### Data to use
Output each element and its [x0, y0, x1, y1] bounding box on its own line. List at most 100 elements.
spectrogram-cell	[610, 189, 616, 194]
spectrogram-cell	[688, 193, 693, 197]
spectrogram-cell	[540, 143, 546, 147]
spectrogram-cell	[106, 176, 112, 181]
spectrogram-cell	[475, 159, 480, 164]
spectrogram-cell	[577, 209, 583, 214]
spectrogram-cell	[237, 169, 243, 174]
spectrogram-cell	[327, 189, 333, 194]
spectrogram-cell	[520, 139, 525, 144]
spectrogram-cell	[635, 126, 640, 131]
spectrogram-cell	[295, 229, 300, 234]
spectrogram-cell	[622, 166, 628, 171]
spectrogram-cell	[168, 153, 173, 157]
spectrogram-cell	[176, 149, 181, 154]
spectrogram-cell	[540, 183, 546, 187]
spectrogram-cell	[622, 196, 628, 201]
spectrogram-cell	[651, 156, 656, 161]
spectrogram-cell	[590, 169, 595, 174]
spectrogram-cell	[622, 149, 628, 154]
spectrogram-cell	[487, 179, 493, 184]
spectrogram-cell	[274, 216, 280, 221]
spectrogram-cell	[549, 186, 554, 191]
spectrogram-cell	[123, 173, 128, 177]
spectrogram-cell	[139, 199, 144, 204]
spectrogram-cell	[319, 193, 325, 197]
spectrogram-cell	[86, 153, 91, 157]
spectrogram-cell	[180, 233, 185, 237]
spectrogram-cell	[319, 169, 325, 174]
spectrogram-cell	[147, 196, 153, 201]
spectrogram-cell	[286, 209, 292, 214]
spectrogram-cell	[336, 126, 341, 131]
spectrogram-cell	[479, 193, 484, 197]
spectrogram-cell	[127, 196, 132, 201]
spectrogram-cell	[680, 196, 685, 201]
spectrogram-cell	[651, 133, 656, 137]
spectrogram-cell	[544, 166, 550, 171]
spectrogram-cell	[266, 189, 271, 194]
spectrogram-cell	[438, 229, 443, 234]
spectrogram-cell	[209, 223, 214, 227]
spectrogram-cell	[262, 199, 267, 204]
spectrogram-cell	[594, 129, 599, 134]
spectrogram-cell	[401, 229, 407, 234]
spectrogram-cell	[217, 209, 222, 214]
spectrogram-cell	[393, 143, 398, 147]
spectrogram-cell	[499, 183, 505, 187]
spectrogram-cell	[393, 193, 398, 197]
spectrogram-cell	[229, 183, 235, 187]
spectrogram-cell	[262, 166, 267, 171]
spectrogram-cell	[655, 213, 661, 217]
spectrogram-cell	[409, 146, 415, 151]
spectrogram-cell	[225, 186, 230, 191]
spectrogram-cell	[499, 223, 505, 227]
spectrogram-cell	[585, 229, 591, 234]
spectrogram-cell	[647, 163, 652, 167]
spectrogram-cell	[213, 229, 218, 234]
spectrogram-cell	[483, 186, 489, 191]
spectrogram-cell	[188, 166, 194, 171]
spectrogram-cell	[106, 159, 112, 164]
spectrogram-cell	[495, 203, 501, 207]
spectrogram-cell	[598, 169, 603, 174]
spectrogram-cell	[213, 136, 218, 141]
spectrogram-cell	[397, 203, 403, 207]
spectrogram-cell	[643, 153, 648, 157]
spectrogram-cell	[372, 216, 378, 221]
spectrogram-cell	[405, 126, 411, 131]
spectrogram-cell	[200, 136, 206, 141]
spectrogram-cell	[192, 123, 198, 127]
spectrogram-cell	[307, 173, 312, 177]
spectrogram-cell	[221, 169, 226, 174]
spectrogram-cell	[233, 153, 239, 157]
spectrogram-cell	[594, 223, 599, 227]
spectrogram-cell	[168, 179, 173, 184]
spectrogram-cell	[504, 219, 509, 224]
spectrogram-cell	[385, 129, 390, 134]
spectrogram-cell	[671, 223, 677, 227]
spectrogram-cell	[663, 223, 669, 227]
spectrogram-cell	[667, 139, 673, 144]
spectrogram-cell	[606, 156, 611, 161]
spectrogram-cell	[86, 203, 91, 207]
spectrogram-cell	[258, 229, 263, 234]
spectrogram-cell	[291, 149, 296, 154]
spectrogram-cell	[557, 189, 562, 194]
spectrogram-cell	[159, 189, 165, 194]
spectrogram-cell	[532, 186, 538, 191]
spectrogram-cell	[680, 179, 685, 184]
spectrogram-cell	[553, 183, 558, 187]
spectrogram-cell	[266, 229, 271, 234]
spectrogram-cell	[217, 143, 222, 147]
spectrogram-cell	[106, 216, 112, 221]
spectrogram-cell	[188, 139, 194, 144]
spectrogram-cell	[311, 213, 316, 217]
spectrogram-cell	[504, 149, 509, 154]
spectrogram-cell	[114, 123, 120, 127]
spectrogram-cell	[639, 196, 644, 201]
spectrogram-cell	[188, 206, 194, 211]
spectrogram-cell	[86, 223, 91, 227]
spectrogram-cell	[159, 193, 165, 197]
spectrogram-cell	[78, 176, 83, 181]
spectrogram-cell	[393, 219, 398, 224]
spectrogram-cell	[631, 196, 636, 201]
######
Please edit everything from the first row down to the line containing "209, 583, 214]", replacing "bounding box" with "enclosing box" and leaving all else unchanged.

> [Exercise result]:
Output each element and its [x0, y0, x1, y1] enclosing box on its own line. List at most 100 elements.
spectrogram-cell	[610, 189, 616, 194]
spectrogram-cell	[688, 193, 693, 197]
spectrogram-cell	[540, 143, 546, 147]
spectrogram-cell	[106, 176, 112, 181]
spectrogram-cell	[475, 159, 480, 164]
spectrogram-cell	[577, 209, 583, 214]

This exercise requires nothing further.